Each pretrained model in this repo take us approximately two days on 8 V100 GPUs to train.

1.3 Train new MSS models from scratch

1.3.1 How to train

For the training data:

  • If you havn't download musdb18hq, we will automatically download the dataset for you by running the following command.
  • If you have already download musdb18hq, you can put musdb18hq.zip or musdb18hq folder into the data folder and run init.sh to prepare this dataset.
source init.sh

Finally run either of these two commands to start training.

# For track 'vocals', we use a 4 subbands resunet to perform separation. 
# The input of model is mixture and its output is vocals waveform.
# Note: Batchsize is set to 16 by default. Check your hard ware configurations to avoid GPU OOM.
source models/resunet_conv8_vocals/run.sh

# For track 'other', we also use a 4 subbands resunet to perform separation.
# But for this track, we did a little modification.
# The input of model is mixture, and its output are bass, other and drums waveforms. (bass and drums are only used during training) 
# We calculate the losses for "bass","other", and "drums" these three sources together.
# Result shows that joint training is beneficial for 'other' track.
# Note: Batchsize is set to 16 by default. Check your hard ware configurations to avoid GPU OOM.
source models/resunet_joint_training_other/run.sh
  • By default, we use batchsize 8 and 8 gpus for vocal and batchsize 16 and 8 gpus for other. You can custom your own by modifying parameters in the above run.sh files.

**Data listing:**

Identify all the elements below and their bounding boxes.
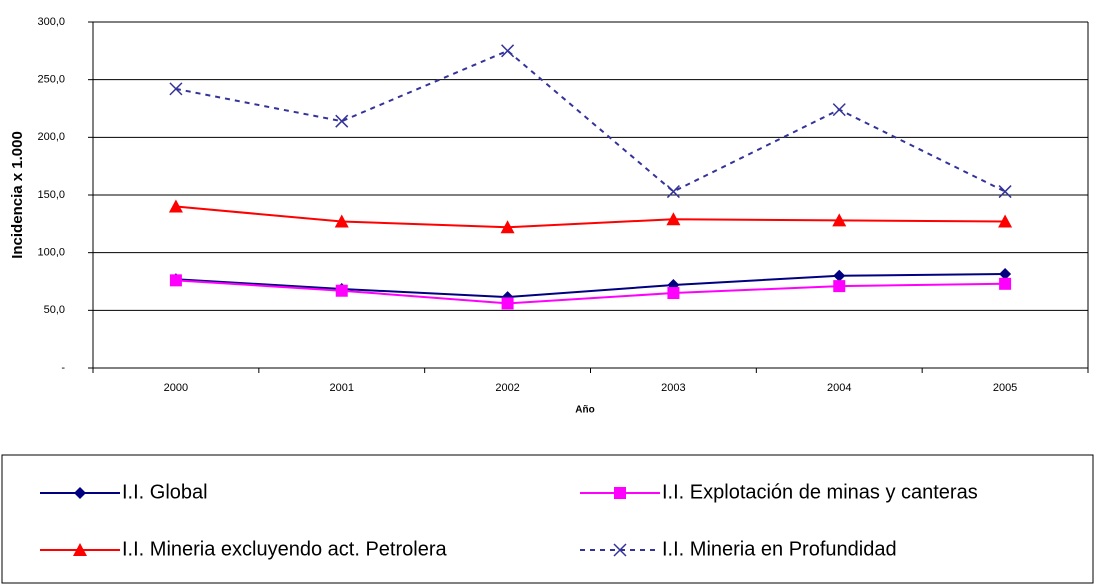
- y-tick-label: 50,0: [44, 304, 65, 316]
- series-line: [175, 49, 1006, 193]
- marker: [500, 220, 515, 234]
- marker: [666, 212, 681, 226]
- marker: [335, 284, 348, 297]
- series-line: [175, 205, 1006, 229]
- marker: [168, 199, 183, 213]
- series-line: [175, 279, 1006, 305]
- marker: [169, 274, 182, 287]
- marker: [999, 277, 1012, 290]
- x-tick-label: 2004: [827, 382, 851, 394]
- marker: [666, 185, 680, 199]
- x-tick-label: 2001: [330, 382, 354, 394]
- marker: [501, 44, 515, 58]
- marker: [73, 543, 87, 556]
- y-tick-label: 200,0: [37, 131, 65, 143]
- marker: [74, 487, 86, 499]
- marker: [832, 103, 846, 117]
- marker: [998, 185, 1012, 199]
- marker: [667, 287, 680, 300]
- marker: [998, 214, 1013, 228]
- legend-label: I.I. Mineria en Profundidad: [662, 538, 897, 560]
- legend-label: I.I. Mineria excluyendo act. Petrolera: [122, 538, 447, 560]
- x-tick-label: 2005: [993, 382, 1017, 394]
- series-line: [175, 273, 1006, 299]
- x-tick-label: 2003: [661, 382, 685, 394]
- legend-box: [1, 454, 1094, 584]
- marker: [334, 214, 349, 228]
- marker: [169, 82, 183, 96]
- legend-label: I.I. Global: [122, 481, 208, 503]
- y-tick-label: 300,0: [37, 16, 65, 28]
- y-axis-title: Incidencia x 1.000: [9, 131, 26, 259]
- x-tick-label: 2002: [495, 382, 519, 394]
- y-tick-label: 250,0: [37, 74, 65, 86]
- y-tick-label: 100,0: [37, 247, 65, 259]
- y-tick-label: 150,0: [37, 189, 65, 201]
- x-axis-title: Año: [575, 405, 594, 416]
- y-tick-label: -: [61, 362, 65, 374]
- legend-label: I.I. Explotación de minas y canteras: [662, 481, 978, 503]
- marker: [832, 213, 847, 227]
- marker: [833, 269, 846, 282]
- marker: [833, 280, 846, 293]
- x-tick-label: 2000: [164, 382, 188, 394]
- marker: [999, 268, 1012, 281]
- marker: [614, 487, 626, 499]
- marker: [335, 114, 349, 128]
- marker: [613, 543, 627, 557]
- marker: [501, 297, 514, 310]
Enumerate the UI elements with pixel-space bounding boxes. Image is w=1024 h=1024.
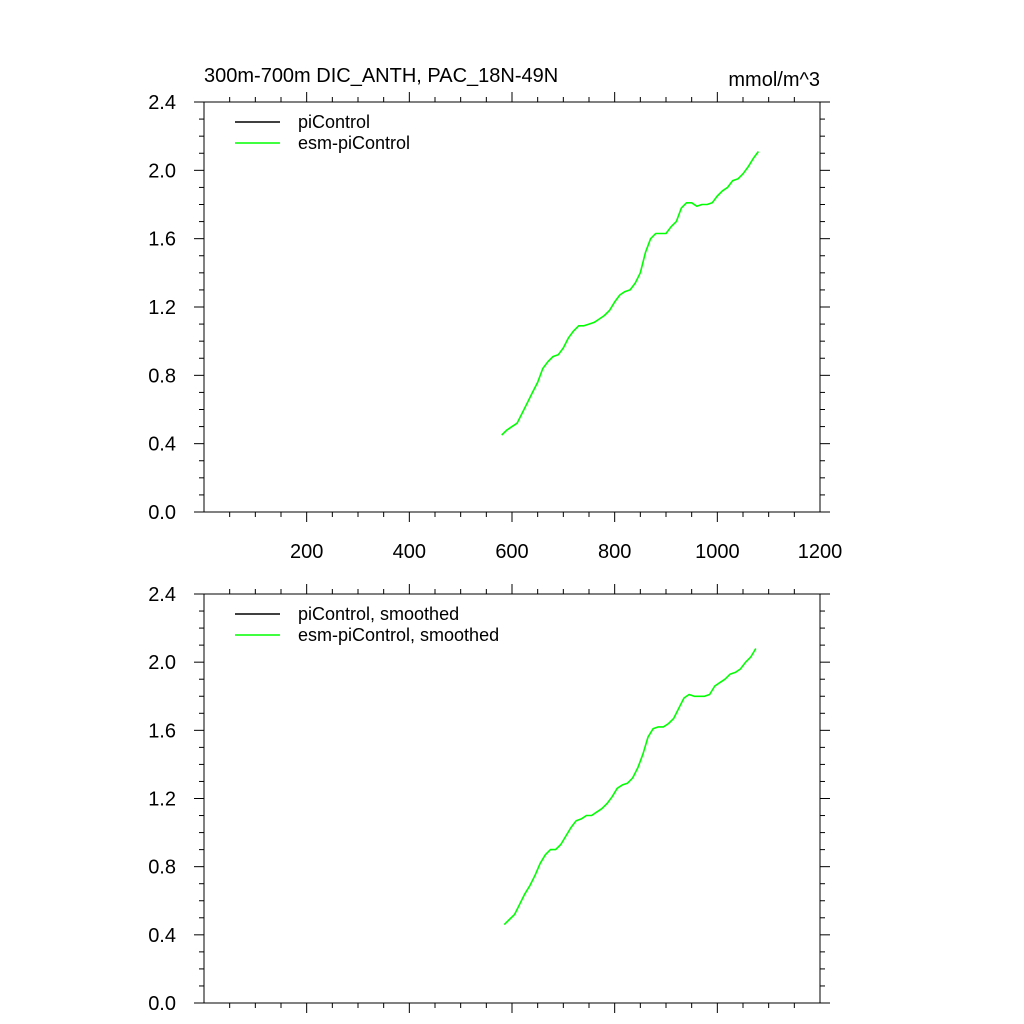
x-tick-label: 400 <box>393 541 426 563</box>
y-tick-label: 0.8 <box>148 365 176 387</box>
y-tick-label: 0.0 <box>148 993 176 1015</box>
y-tick-label: 2.4 <box>148 584 176 606</box>
legend-label: esm-piControl, smoothed <box>298 625 499 645</box>
chart-title: 300m-700m DIC_ANTH, PAC_18N-49N <box>204 65 558 87</box>
x-tick-labels: 200 400 600 800 1000 1200 <box>290 541 842 563</box>
y-tick-label: 1.6 <box>148 720 176 742</box>
x-tick-label: 600 <box>495 541 528 563</box>
y-tick-label: 2.0 <box>148 160 176 182</box>
series-line <box>501 151 760 436</box>
y-tick-label: 1.6 <box>148 229 176 251</box>
x-tick-label: 1000 <box>695 541 740 563</box>
y-tick-label: 2.0 <box>148 652 176 674</box>
plot-frame <box>203 593 821 1004</box>
plot-frame <box>203 101 821 513</box>
series-line <box>503 648 757 926</box>
panel-bottom: 0.0 0.4 0.8 1.2 1.6 2.0 2.4 piControl, smoothe… <box>148 584 830 1015</box>
series-lines <box>501 151 760 436</box>
legend-label: piControl, smoothed <box>298 604 459 624</box>
series-lines <box>503 648 757 926</box>
y-tick-label: 2.4 <box>148 92 176 114</box>
x-tick-label: 1200 <box>798 541 843 563</box>
x-tick-label: 200 <box>290 541 323 563</box>
y-tick-label: 1.2 <box>148 297 176 319</box>
y-tick-label: 1.2 <box>148 789 176 811</box>
y-tick-labels: 0.0 0.4 0.8 1.2 1.6 2.0 2.4 <box>148 92 176 524</box>
legend-label: esm-piControl <box>298 133 410 153</box>
y-tick-label: 0.0 <box>148 502 176 524</box>
y-tick-label: 0.4 <box>148 925 176 947</box>
x-tick-label: 800 <box>598 541 631 563</box>
units-label: mmol/m^3 <box>728 69 820 91</box>
legend-label: piControl <box>298 112 370 132</box>
tick-marks <box>194 584 830 1013</box>
y-tick-labels: 0.0 0.4 0.8 1.2 1.6 2.0 2.4 <box>148 584 176 1015</box>
y-tick-label: 0.4 <box>148 434 176 456</box>
y-tick-label: 0.8 <box>148 857 176 879</box>
tick-marks <box>194 92 830 522</box>
panel-top: 300m-700m DIC_ANTH, PAC_18N-49N mmol/m^3… <box>148 65 842 563</box>
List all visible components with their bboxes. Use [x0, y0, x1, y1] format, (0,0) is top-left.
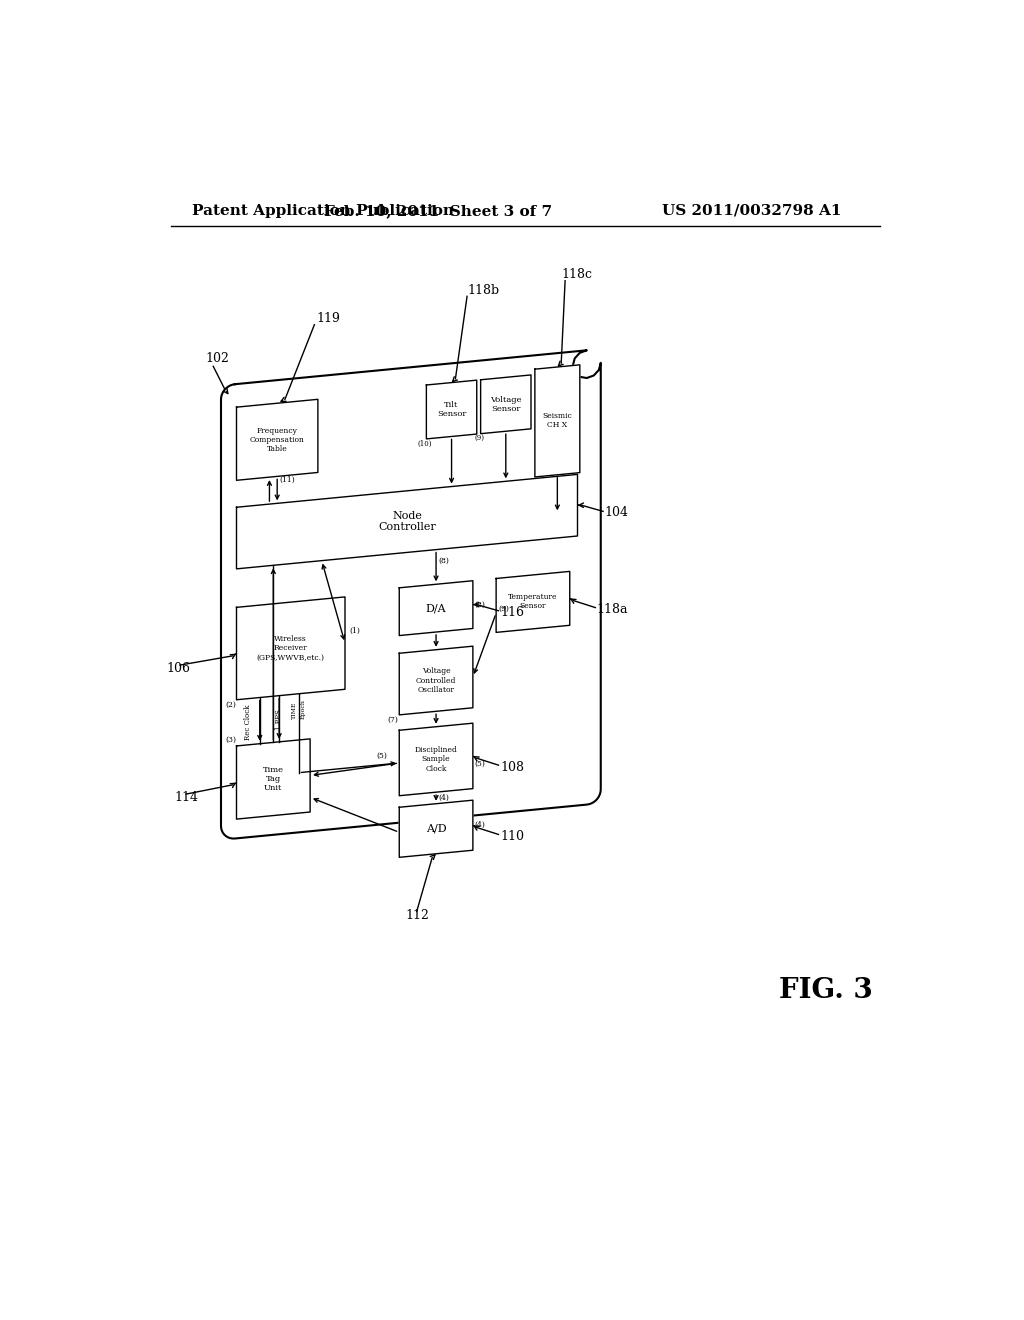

**Requests:**
1: Translate this sentence from the music source separation training instructions into Spanish: "Finally run either of these two commands to start training."
2: Write what comes next in the music source separation training instructions, picking up after their final sentence.
The listing was taken from a different source.

**Written responses:**
1: Por último, ejecute cualquiera de estos dos comandos para iniciar el entrenamiento.

2:
  • Training logs will be presented in the mss_challenge_log folder. System will perform validations every two epoches.

Here we provide the result of a test run: 'source models/resunet_conv8_vocals/run.sh'.

ranking

1.3.2 Use the model you trained

To use the the vocals and the other model you trained by your own. You need to modify the following two variables in the predictor.py to the path of your models.

41 ...
42  v_model_path = <path-to-your-vocals-model>
43  o_model_path = <path-to-your-other-model>
44 ...

1.4 Model Evaluation

Since the evaluation process is slow, we separate the evaluation process out as a single task. It's conducted on the validation results generated during training.

Steps:

  1. Locate the path of the validation result. After training, you will get a validation folder inside your loging directory (mss_challenge_log by default).

  2. Determine which kind of source you wanna evaluate (bass, vocals, others or drums). Make sure its results present in the validation folder.

  3. Run eval.sh with two arguments: the source type and the validation results folder (automatic generated after training in the logging folder).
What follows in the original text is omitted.